# Fake Firelight



## austenandrews (Aug 22, 2010)

I've got a narrow space that I want to emit fake firelight. Previously I used randomly twinkling Xmas lights, but the effect was always kind of cheesy. The string finally gave up the ghost and I'd like the replacement to look better.

The tricky part is the small space where the light has to be mounted. It's just under four feet wide, five inches deep and around five inches high - too small for the usual fluttering silk. The light needs to be thrown up on a vertical surface around two feet wide and three feet high. It's mounted at my garage door and needs to be visible from the street, twenty-five or thirty feet away.

Any ideas?


----------



## JustJimAZ (Aug 19, 2010)

If there is AC available, maybe you could use flicker bulbs, or build a flicker box something like this:




then you can use a yellow or orange spot that will flicker.
This seems like the simplest way to make this happen by Friday.

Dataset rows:

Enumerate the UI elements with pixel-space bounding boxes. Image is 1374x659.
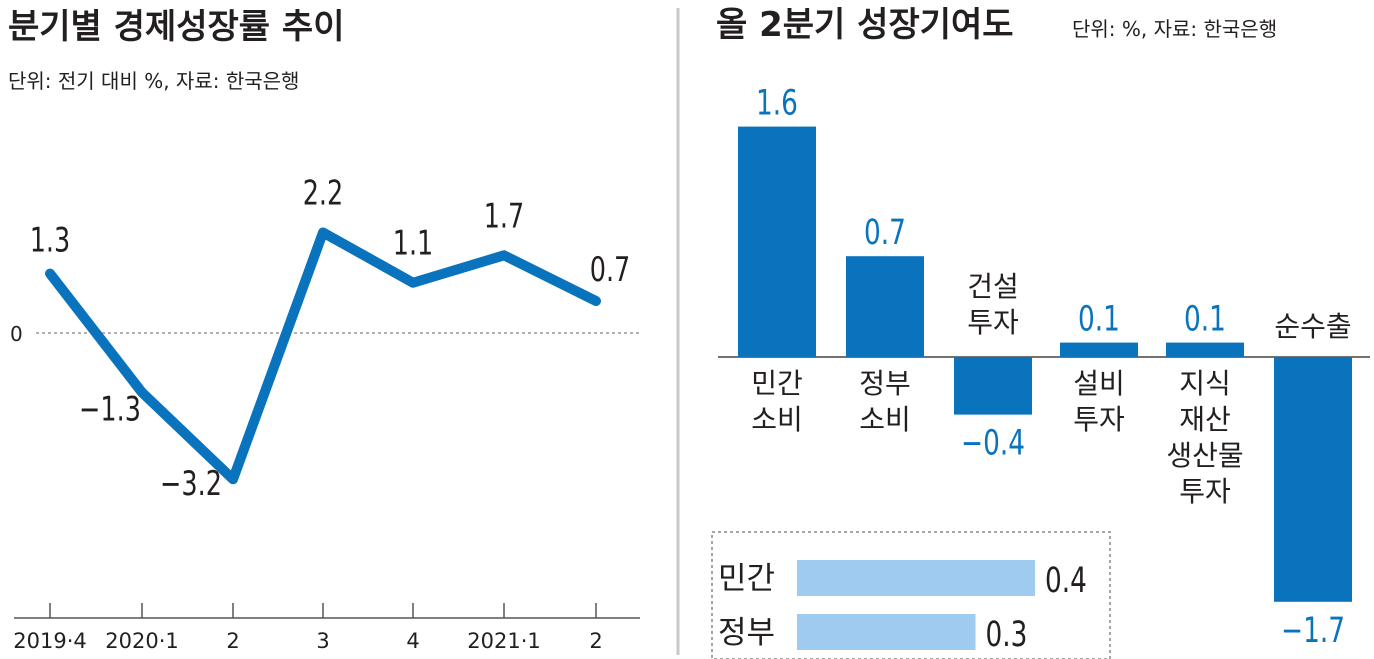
category-label: 지식 <box>1179 367 1231 400</box>
category-label: 투자 <box>1073 403 1125 436</box>
inset-bar-chart: 민간 0.4 정부 0.3 <box>711 531 1111 659</box>
x-tick-label: 2021·1 <box>467 629 540 653</box>
bar-value-label: 0.7 <box>864 213 906 254</box>
growth-rate-series-line <box>45 227 601 485</box>
category-label: 설비 <box>1073 367 1125 400</box>
category-label: 정부 <box>859 367 911 400</box>
right-chart-subtitle: 단위: %, 자료: 한국은행 <box>1072 17 1277 41</box>
category-label: 민간 <box>751 367 803 400</box>
bar-value-label: −1.7 <box>1281 610 1345 651</box>
bar-value-label: 1.6 <box>756 83 798 124</box>
inset-category-label: 민간 <box>718 561 775 597</box>
bar <box>738 126 816 357</box>
inset-value-label: 0.3 <box>986 614 1028 655</box>
inset-bar <box>797 560 1035 596</box>
x-tick-label: 2 <box>226 629 239 653</box>
category-label: 순수출 <box>1274 310 1351 343</box>
inset-value-label: 0.4 <box>1045 560 1087 601</box>
category-label: 소비 <box>859 403 911 436</box>
category-label: 건설 <box>967 270 1019 303</box>
data-label: −3.2 <box>160 465 222 504</box>
bar <box>954 357 1032 415</box>
x-tick-label: 2 <box>589 629 602 653</box>
bar <box>846 256 924 357</box>
bar-value-label: 0.1 <box>1184 299 1226 340</box>
data-label: 1.1 <box>393 224 434 263</box>
x-tick-label: 2019·4 <box>13 629 86 653</box>
growth-rate-line-chart: 0 2019·4 2020·1 2 3 4 2021·1 2 1.3 −1.3 −3.2 2.2 1.1… <box>10 174 640 653</box>
bar <box>1060 342 1138 357</box>
category-label: 재산 <box>1179 403 1231 436</box>
x-tick-label: 2020·1 <box>105 629 178 653</box>
inset-category-label: 정부 <box>718 615 775 651</box>
left-chart-subtitle: 단위: 전기 대비 %, 자료: 한국은행 <box>8 69 299 93</box>
bar-value-label: 0.1 <box>1078 299 1120 340</box>
data-label: 1.7 <box>484 197 525 236</box>
data-label: 0.7 <box>590 251 631 290</box>
bar <box>1166 342 1244 357</box>
zero-label: 0 <box>10 322 23 346</box>
category-label: 투자 <box>967 306 1019 339</box>
x-tick-label: 4 <box>406 629 419 653</box>
bar-value-label: −0.4 <box>961 423 1025 464</box>
data-label: −1.3 <box>79 390 141 429</box>
right-chart-title: 올 2분기 성장기여도 <box>716 5 1014 45</box>
inset-bar <box>797 614 976 650</box>
category-label: 투자 <box>1179 475 1231 508</box>
left-chart-title: 분기별 경제성장률 추이 <box>8 7 344 47</box>
category-label: 소비 <box>751 403 803 436</box>
bar <box>1274 357 1352 602</box>
x-tick-label: 3 <box>316 629 329 653</box>
category-label: 생산물 <box>1166 439 1243 472</box>
data-label: 2.2 <box>303 174 344 213</box>
data-label: 1.3 <box>30 221 71 260</box>
inset-frame <box>711 531 1111 659</box>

**WHAT YOU WILL DO:**
1: According to the fake firelight thread, from how far away must the light be visible?
2: Extend the fake firelight thread past its final line.

**ANSWERS TO THE EXERCISE:**
1: From the street, twenty-five or thirty feet away.

2:
An MP3 player playing sounds of a fireplace would really help, at least for people a bit closer.

Barring that, a new string of flickering / blinking Christmas lights may be the way to go. Maybe diffuse their light with orange cellophane?

Good luck!


----------



## austenandrews (Aug 22, 2010)

I punted and made some Great Stuff embers with twinkling orange lights. Not really what I wanted but it does look pretty creepy at night. With embers in the mouth and a new red light behind the eyes, people say my "furnace face" façade is much scarier this year.

Interesting technique for flicker. I'll have to give it a try when I'm not under the gun.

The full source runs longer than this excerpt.